** begin Supplied material **

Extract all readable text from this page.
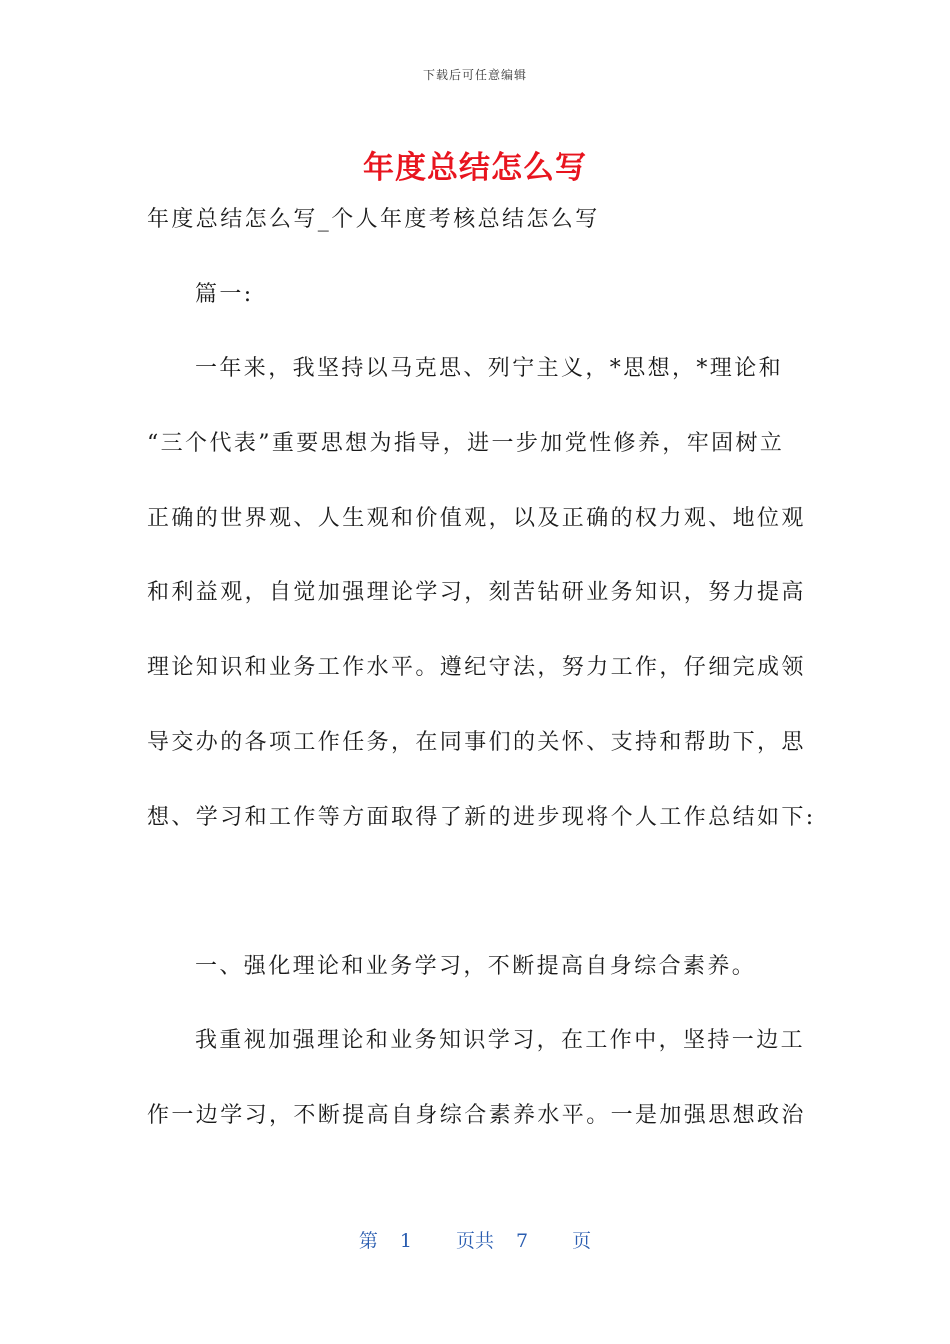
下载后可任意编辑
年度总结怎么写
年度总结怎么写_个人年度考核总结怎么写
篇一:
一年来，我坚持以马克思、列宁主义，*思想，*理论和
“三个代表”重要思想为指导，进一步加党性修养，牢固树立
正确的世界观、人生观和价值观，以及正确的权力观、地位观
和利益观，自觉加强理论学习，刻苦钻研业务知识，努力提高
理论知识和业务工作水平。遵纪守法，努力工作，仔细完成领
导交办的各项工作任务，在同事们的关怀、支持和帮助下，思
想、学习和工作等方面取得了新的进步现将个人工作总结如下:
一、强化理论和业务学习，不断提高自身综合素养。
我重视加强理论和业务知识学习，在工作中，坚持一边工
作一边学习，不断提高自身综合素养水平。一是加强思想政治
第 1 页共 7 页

** end Supplied material **
** begin Supplied material **

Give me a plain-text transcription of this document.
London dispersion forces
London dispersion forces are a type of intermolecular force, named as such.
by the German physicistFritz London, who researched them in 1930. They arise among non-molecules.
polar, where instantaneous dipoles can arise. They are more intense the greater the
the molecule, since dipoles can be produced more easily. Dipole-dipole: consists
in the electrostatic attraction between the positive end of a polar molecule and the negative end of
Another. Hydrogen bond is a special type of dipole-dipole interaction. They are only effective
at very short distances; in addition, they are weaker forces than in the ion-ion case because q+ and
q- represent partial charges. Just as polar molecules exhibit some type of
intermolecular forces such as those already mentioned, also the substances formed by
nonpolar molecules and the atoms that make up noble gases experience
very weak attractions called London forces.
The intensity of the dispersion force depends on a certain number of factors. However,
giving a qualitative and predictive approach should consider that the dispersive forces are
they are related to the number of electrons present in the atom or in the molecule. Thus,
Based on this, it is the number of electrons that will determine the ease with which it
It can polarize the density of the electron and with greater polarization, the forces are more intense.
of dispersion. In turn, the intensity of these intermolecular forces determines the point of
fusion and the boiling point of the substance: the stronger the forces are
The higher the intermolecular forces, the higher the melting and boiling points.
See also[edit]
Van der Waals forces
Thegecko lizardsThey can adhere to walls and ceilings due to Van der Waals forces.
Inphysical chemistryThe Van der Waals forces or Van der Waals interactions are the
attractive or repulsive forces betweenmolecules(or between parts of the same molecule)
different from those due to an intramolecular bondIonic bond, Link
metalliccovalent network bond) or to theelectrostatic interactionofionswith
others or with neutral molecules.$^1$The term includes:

** end Supplied material **

Problem to work on:
Pull out all lines containing "also".

Response to this exercise:
intermolecular forces such as those already mentioned, also the substances formed by
See also[edit]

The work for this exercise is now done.